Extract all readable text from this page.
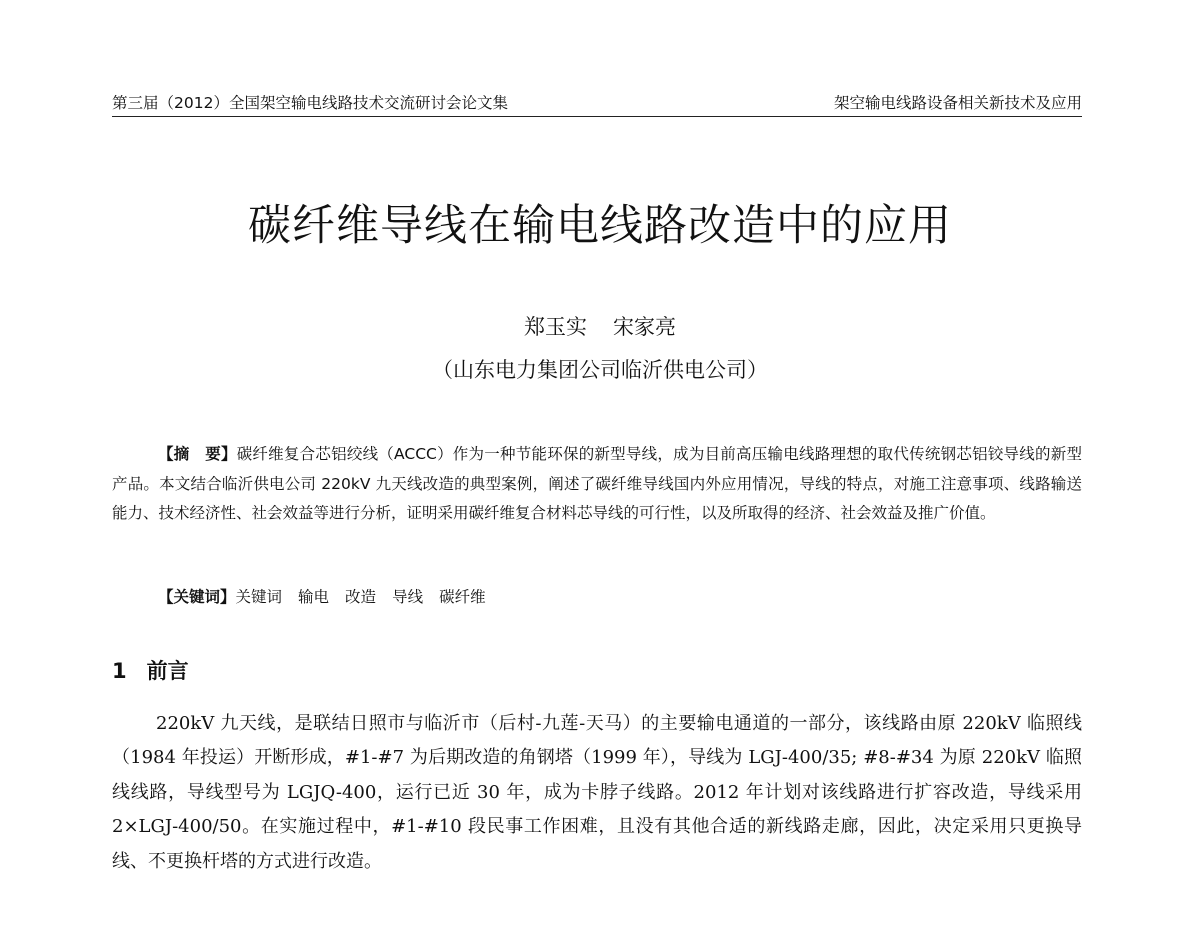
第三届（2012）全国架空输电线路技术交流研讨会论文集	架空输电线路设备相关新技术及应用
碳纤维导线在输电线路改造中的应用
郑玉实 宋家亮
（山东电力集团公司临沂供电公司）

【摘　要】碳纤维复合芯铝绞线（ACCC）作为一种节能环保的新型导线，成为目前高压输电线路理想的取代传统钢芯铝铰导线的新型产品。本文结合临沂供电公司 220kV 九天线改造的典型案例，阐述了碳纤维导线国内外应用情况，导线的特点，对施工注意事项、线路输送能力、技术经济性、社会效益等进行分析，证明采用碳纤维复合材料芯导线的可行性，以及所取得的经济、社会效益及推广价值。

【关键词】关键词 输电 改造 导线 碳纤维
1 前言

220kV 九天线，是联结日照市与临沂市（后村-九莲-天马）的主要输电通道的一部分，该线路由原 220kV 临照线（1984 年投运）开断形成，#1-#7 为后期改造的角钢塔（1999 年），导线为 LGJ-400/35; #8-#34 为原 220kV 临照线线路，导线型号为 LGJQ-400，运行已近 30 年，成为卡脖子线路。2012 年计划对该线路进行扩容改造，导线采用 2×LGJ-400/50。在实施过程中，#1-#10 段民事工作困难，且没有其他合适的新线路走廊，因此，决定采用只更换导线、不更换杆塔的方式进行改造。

※

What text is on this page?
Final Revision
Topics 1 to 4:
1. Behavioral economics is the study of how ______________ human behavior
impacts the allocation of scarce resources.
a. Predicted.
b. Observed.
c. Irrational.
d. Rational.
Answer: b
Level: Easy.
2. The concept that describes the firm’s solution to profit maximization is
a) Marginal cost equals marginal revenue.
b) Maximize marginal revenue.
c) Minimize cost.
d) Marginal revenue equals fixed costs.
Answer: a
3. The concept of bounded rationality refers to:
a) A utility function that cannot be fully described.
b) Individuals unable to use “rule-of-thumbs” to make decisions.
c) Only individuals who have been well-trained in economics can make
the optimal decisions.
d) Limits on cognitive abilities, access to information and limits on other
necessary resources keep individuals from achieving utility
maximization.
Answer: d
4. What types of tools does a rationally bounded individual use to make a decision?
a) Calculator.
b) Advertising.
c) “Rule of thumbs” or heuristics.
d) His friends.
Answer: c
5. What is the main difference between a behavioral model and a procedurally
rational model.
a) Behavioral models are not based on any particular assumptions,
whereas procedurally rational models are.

※

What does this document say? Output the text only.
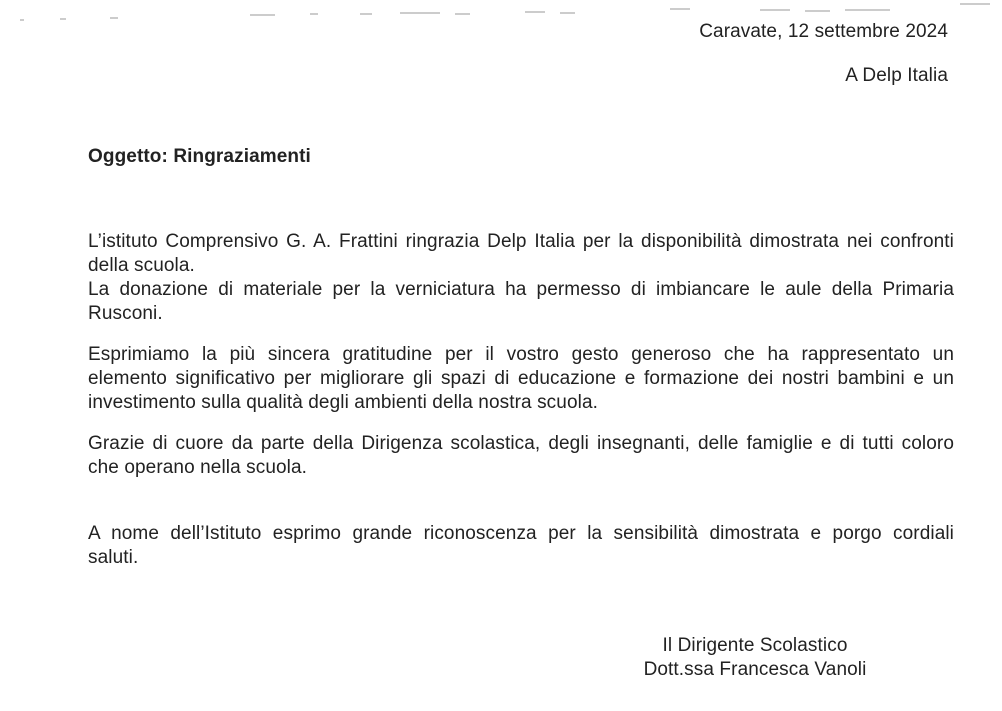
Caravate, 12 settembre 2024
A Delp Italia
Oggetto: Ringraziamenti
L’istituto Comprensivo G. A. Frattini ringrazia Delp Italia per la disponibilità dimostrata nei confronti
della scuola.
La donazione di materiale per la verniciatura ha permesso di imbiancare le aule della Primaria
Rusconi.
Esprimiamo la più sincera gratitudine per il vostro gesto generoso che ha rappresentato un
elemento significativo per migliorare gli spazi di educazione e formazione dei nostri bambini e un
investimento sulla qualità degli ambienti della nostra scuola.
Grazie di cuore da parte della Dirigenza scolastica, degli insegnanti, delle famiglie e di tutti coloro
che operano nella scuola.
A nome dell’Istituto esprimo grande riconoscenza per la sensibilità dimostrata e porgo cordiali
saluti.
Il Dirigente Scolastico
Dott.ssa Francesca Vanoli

※

Check every line of the entries above for the word "that" and report how many lines contain it, giving the number only.

• OUTPUT FOR THIS EXERCISE
2